#### [Stored entries]
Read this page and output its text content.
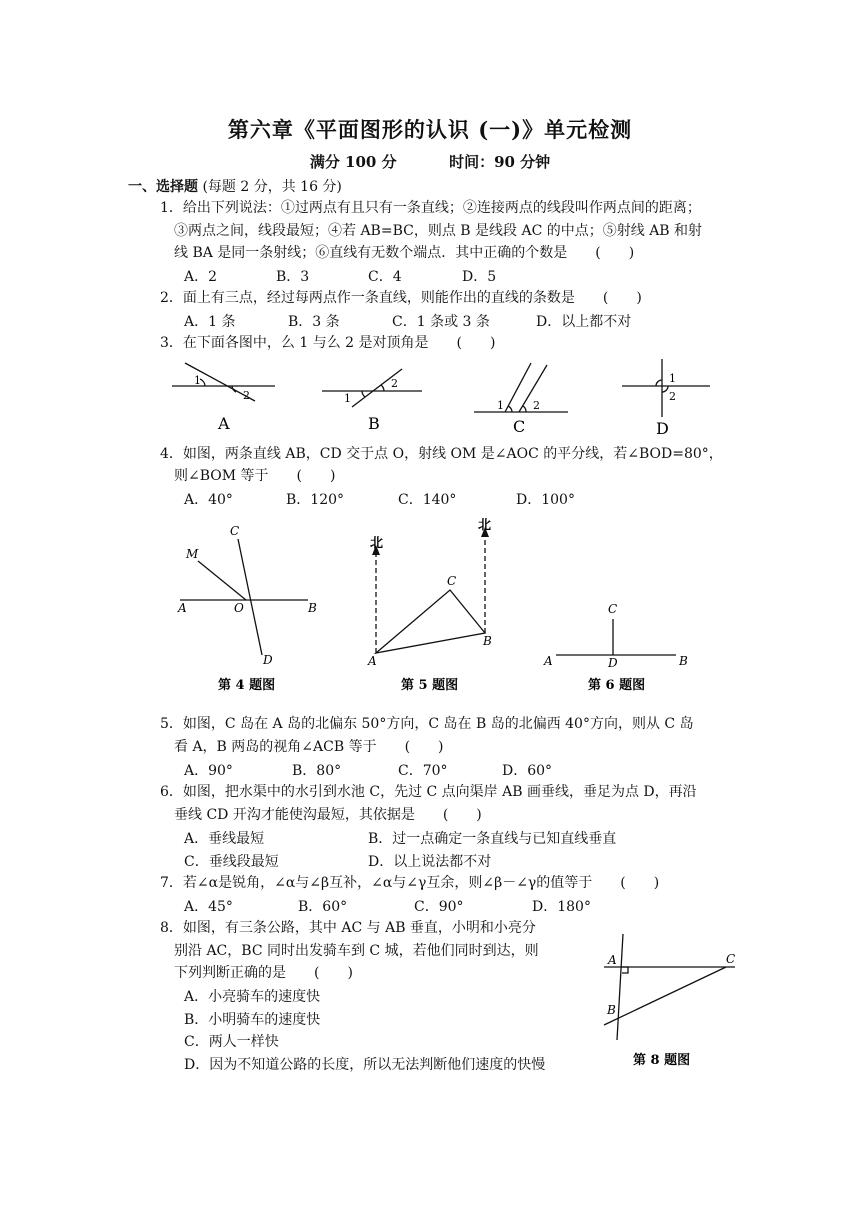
第六章《平面图形的认识 (一)》单元检测
满分 100 分	时间：90 分钟
一、选择题 (每题 2 分，共 16 分)
1．给出下列说法：①过两点有且只有一条直线；②连接两点的线段叫作两点间的距离；
③两点之间，线段最短；④若 AB=BC，则点 B 是线段 AC 的中点；⑤射线 AB 和射
线 BA 是同一条射线；⑥直线有无数个端点．其中正确的个数是　　(　　)
A．2	B．3	C．4	D．5
2．面上有三点，经过每两点作一条直线，则能作出的直线的条数是　　(　　)
A．1 条	B．3 条	C．1 条或 3 条	D．以上都不对
3．在下面各图中，么 1 与么 2 是对顶角是　　(　　)
1
2
A
1
2
B
1	2
C
1
2
D
4．如图，两条直线 AB，CD 交于点 O，射线 OM 是∠AOC 的平分线，若∠BOD=80°，
则∠BOM 等于　　(　　)
A．40°	B．120°	C．140°	D．100°
M
C
A	O	B
D
第 4 题图
北
北
C
A
B
第 5 题图
C
A	D	B
第 6 题图
5．如图，C 岛在 A 岛的北偏东 50°方向，C 岛在 B 岛的北偏西 40°方向，则从 C 岛
看 A，B 两岛的视角∠ACB 等于　　(　　)
A．90°	B．80°	C．70°	D．60°
6．如图，把水渠中的水引到水池 C，先过 C 点向渠岸 AB 画垂线，垂足为点 D，再沿
垂线 CD 开沟才能使沟最短，其依据是　　(　　)
A．垂线最短	B．过一点确定一条直线与已知直线垂直
C．垂线段最短	D．以上说法都不对
7．若∠α是锐角，∠α与∠β互补，∠α与∠γ互余，则∠β－∠γ的值等于　　(　　)
A．45°	B．60°	C．90°	D．180°
8．如图，有三条公路，其中 AC 与 AB 垂直，小明和小亮分
别沿 AC，BC 同时出发骑车到 C 城，若他们同时到达，则
下列判断正确的是　　(　　)
A．小亮骑车的速度快
B．小明骑车的速度快
C．两人一样快
D．因为不知道公路的长度，所以无法判断他们速度的快慢
A	C
B
第 8 题图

#### [WORK TO BE COMPLETED]
Leave the pictures out and copy the rest of the data exactly.

#### [RESULT OF THE EXERCISE]
Read this page and output its text content.
第六章《平面图形的认识 (一)》单元检测
满分 100 分	时间：90 分钟
一、选择题 (每题 2 分，共 16 分)
1．给出下列说法：①过两点有且只有一条直线；②连接两点的线段叫作两点间的距离；
③两点之间，线段最短；④若 AB=BC，则点 B 是线段 AC 的中点；⑤射线 AB 和射
线 BA 是同一条射线；⑥直线有无数个端点．其中正确的个数是　　(　　)
A．2	B．3	C．4	D．5
2．面上有三点，经过每两点作一条直线，则能作出的直线的条数是　　(　　)
A．1 条	B．3 条	C．1 条或 3 条	D．以上都不对
3．在下面各图中，么 1 与么 2 是对顶角是　　(　　)
1
2
A
1
2
B
1	2
C
1
2
D
4．如图，两条直线 AB，CD 交于点 O，射线 OM 是∠AOC 的平分线，若∠BOD=80°，
则∠BOM 等于　　(　　)
A．40°	B．120°	C．140°	D．100°
M
C
A	O	B
D
第 4 题图
北
北
C
A
B
第 5 题图
C
A	D	B
第 6 题图
5．如图，C 岛在 A 岛的北偏东 50°方向，C 岛在 B 岛的北偏西 40°方向，则从 C 岛
看 A，B 两岛的视角∠ACB 等于　　(　　)
A．90°	B．80°	C．70°	D．60°
6．如图，把水渠中的水引到水池 C，先过 C 点向渠岸 AB 画垂线，垂足为点 D，再沿
垂线 CD 开沟才能使沟最短，其依据是　　(　　)
A．垂线最短	B．过一点确定一条直线与已知直线垂直
C．垂线段最短	D．以上说法都不对
7．若∠α是锐角，∠α与∠β互补，∠α与∠γ互余，则∠β－∠γ的值等于　　(　　)
A．45°	B．60°	C．90°	D．180°
8．如图，有三条公路，其中 AC 与 AB 垂直，小明和小亮分
别沿 AC，BC 同时出发骑车到 C 城，若他们同时到达，则
下列判断正确的是　　(　　)
A．小亮骑车的速度快
B．小明骑车的速度快
C．两人一样快
D．因为不知道公路的长度，所以无法判断他们速度的快慢
A	C
B
第 8 题图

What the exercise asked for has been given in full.